━━ Source records ━━

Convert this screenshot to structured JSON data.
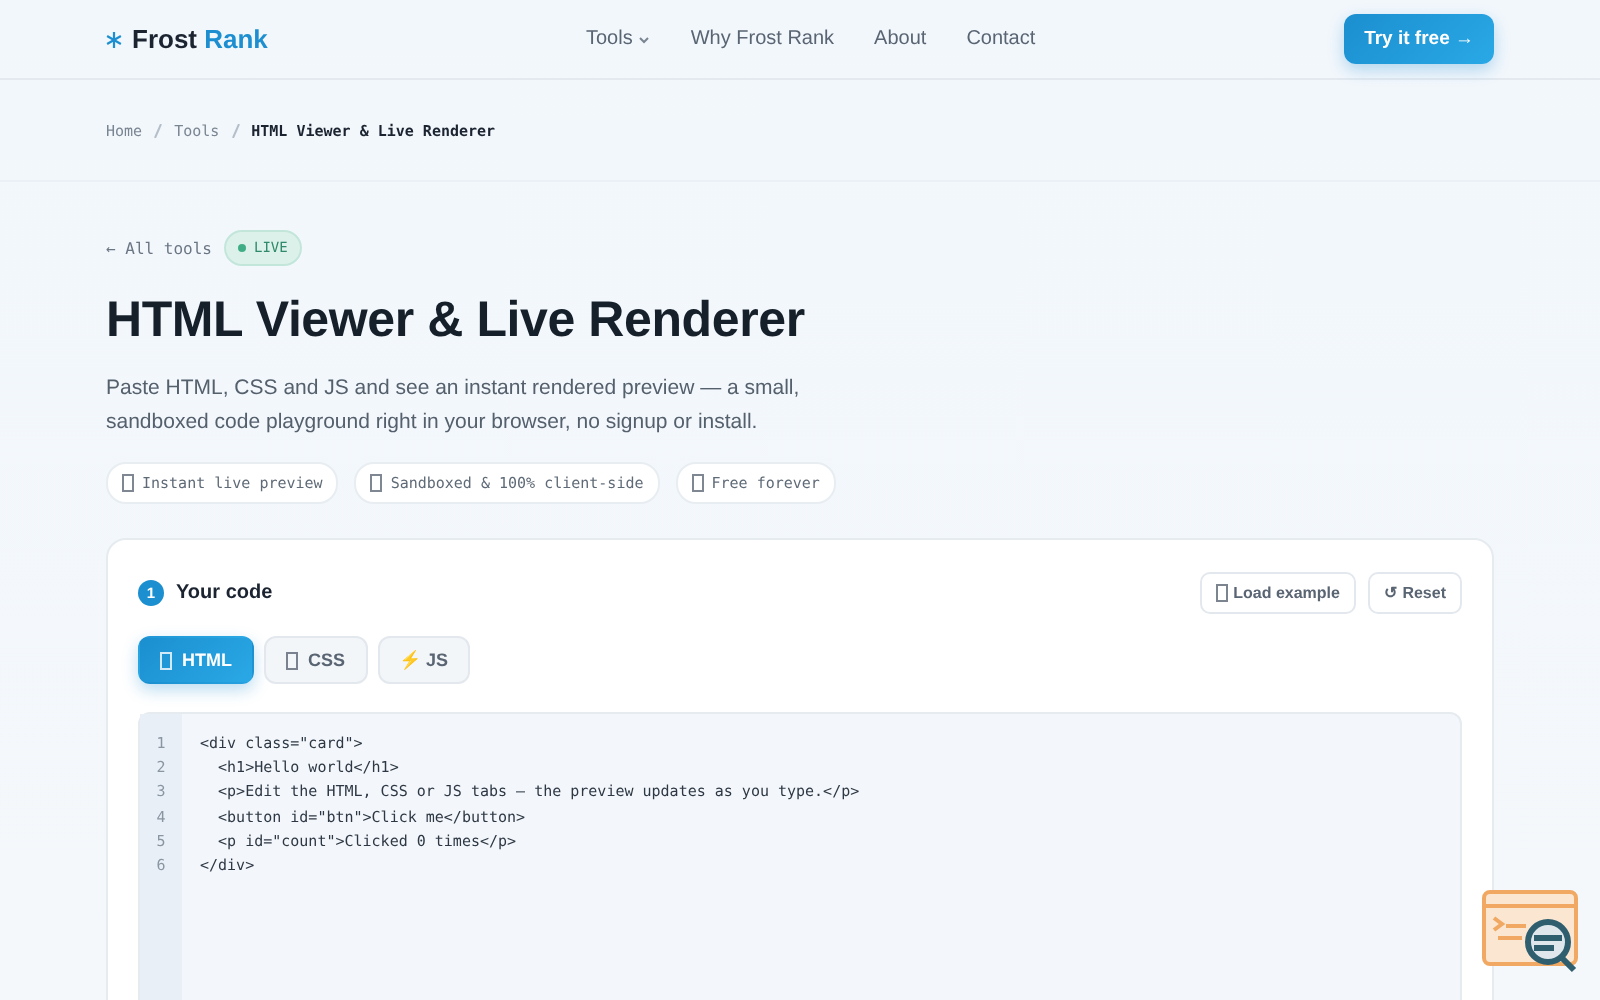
{
  "brand": {
    "first": "Frost",
    "second": "Rank"
  },
  "nav": [
    {
      "label": "Tools",
      "dropdown": true
    },
    {
      "label": "Why Frost Rank",
      "dropdown": false
    },
    {
      "label": "About",
      "dropdown": false
    },
    {
      "label": "Contact",
      "dropdown": false
    }
  ],
  "cta": "Try it free →",
  "breadcrumb": [
    {
      "label": "Home",
      "current": false
    },
    {
      "label": "Tools",
      "current": false
    },
    {
      "label": "HTML Viewer & Live Renderer",
      "current": true
    }
  ],
  "back_link": "← All tools",
  "status_badge": "LIVE",
  "title": "HTML Viewer & Live Renderer",
  "intro": "Paste HTML, CSS and JS and see an instant rendered preview — a small, sandboxed code playground right in your browser, no signup or install.",
  "features": [
    "Instant live preview",
    "Sandboxed & 100% client-side",
    "Free forever"
  ],
  "editor": {
    "step": "1",
    "heading": "Your code",
    "actions": [
      {
        "label": "Load example",
        "kind": "box"
      },
      {
        "label": "↺ Reset",
        "kind": "plain"
      }
    ],
    "tabs": [
      {
        "label": "HTML",
        "kind": "box",
        "selected": true
      },
      {
        "label": "CSS",
        "kind": "box",
        "selected": false
      },
      {
        "label": "⚡ JS",
        "kind": "plain",
        "selected": false
      }
    ],
    "lines": [
      {
        "number": "1",
        "code": "<div class=\"card\">"
      },
      {
        "number": "2",
        "code": "  <h1>Hello world</h1>"
      },
      {
        "number": "3",
        "code": "  <p>Edit the HTML, CSS or JS tabs — the preview updates as you type.</p>"
      },
      {
        "number": "4",
        "code": "  <button id=\"btn\">Click me</button>"
      },
      {
        "number": "5",
        "code": "  <p id=\"count\">Clicked 0 times</p>"
      },
      {
        "number": "6",
        "code": "</div>"
      }
    ]
  }
}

━━━

### What to produce
Return the material exactly as given, apart from the pictures.

### Answer to this exercise
Convert this screenshot to structured JSON data.
{
  "brand": {
    "first": "Frost",
    "second": "Rank"
  },
  "nav": [
    {
      "label": "Tools",
      "dropdown": true
    },
    {
      "label": "Why Frost Rank",
      "dropdown": false
    },
    {
      "label": "About",
      "dropdown": false
    },
    {
      "label": "Contact",
      "dropdown": false
    }
  ],
  "cta": "Try it free →",
  "breadcrumb": [
    {
      "label": "Home",
      "current": false
    },
    {
      "label": "Tools",
      "current": false
    },
    {
      "label": "HTML Viewer & Live Renderer",
      "current": true
    }
  ],
  "back_link": "← All tools",
  "status_badge": "LIVE",
  "title": "HTML Viewer & Live Renderer",
  "intro": "Paste HTML, CSS and JS and see an instant rendered preview — a small, sandboxed code playground right in your browser, no signup or install.",
  "features": [
    "Instant live preview",
    "Sandboxed & 100% client-side",
    "Free forever"
  ],
  "editor": {
    "step": "1",
    "heading": "Your code",
    "actions": [
      {
        "label": "Load example",
        "kind": "box"
      },
      {
        "label": "↺ Reset",
        "kind": "plain"
      }
    ],
    "tabs": [
      {
        "label": "HTML",
        "kind": "box",
        "selected": true
      },
      {
        "label": "CSS",
        "kind": "box",
        "selected": false
      },
      {
        "label": "⚡ JS",
        "kind": "plain",
        "selected": false
      }
    ],
    "lines": [
      {
        "number": "1",
        "code": "<div class=\"card\">"
      },
      {
        "number": "2",
        "code": "  <h1>Hello world</h1>"
      },
      {
        "number": "3",
        "code": "  <p>Edit the HTML, CSS or JS tabs — the preview updates as you type.</p>"
      },
      {
        "number": "4",
        "code": "  <button id=\"btn\">Click me</button>"
      },
      {
        "number": "5",
        "code": "  <p id=\"count\">Clicked 0 times</p>"
      },
      {
        "number": "6",
        "code": "</div>"
      }
    ]
  }
}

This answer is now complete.